Required work: Search the data for the string "Środowisko" and extract every line where it appears.

Supplied data:
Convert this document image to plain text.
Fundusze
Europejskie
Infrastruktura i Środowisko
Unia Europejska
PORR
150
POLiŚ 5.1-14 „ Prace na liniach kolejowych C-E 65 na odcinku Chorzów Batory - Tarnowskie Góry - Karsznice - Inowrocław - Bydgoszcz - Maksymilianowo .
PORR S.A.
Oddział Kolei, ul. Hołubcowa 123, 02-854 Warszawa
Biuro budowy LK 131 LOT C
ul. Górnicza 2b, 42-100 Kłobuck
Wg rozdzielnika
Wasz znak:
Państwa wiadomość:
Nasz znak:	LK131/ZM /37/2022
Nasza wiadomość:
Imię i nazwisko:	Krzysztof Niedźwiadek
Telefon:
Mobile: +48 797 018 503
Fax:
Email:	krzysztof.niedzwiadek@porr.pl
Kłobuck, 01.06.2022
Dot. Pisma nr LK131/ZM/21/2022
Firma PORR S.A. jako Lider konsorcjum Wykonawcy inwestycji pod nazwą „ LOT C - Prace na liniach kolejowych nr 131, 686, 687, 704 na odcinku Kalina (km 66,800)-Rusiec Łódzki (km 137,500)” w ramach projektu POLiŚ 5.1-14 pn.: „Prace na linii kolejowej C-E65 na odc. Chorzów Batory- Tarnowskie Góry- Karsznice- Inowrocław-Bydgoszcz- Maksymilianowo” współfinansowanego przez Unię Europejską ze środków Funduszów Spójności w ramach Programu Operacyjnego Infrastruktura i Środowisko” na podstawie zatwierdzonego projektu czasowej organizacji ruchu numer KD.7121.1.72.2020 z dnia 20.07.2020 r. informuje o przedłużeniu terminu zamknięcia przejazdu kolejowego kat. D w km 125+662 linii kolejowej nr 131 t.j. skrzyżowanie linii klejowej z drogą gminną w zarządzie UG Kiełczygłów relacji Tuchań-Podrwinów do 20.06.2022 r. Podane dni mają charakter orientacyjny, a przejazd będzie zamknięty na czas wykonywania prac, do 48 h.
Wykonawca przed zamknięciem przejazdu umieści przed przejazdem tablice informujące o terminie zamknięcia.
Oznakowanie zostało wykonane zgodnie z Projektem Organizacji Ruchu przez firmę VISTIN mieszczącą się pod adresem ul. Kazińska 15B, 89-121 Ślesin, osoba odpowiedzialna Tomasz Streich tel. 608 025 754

Solution to the exercise:
Infrastruktura i Środowisko
Firma PORR S.A. jako Lider konsorcjum Wykonawcy inwestycji pod nazwą „ LOT C - Prace na liniach kolejowych nr 131, 686, 687, 704 na odcinku Kalina (km 66,800)-Rusiec Łódzki (km 137,500)” w ramach projektu POLiŚ 5.1-14 pn.: „Prace na linii kolejowej C-E65 na odc. Chorzów Batory- Tarnowskie Góry- Karsznice- Inowrocław-Bydgoszcz- Maksymilianowo” współfinansowanego przez Unię Europejską ze środków Funduszów Spójności w ramach Programu Operacyjnego Infrastruktura i Środowisko” na podstawie zatwierdzonego projektu czasowej organizacji ruchu numer KD.7121.1.72.2020 z dnia 20.07.2020 r. informuje o przedłużeniu terminu zamknięcia przejazdu kolejowego kat. D w km 125+662 linii kolejowej nr 131 t.j. skrzyżowanie linii klejowej z drogą gminną w zarządzie UG Kiełczygłów relacji Tuchań-Podrwinów do 20.06.2022 r. Podane dni mają charakter orientacyjny, a przejazd będzie zamknięty na czas wykonywania prac, do 48 h.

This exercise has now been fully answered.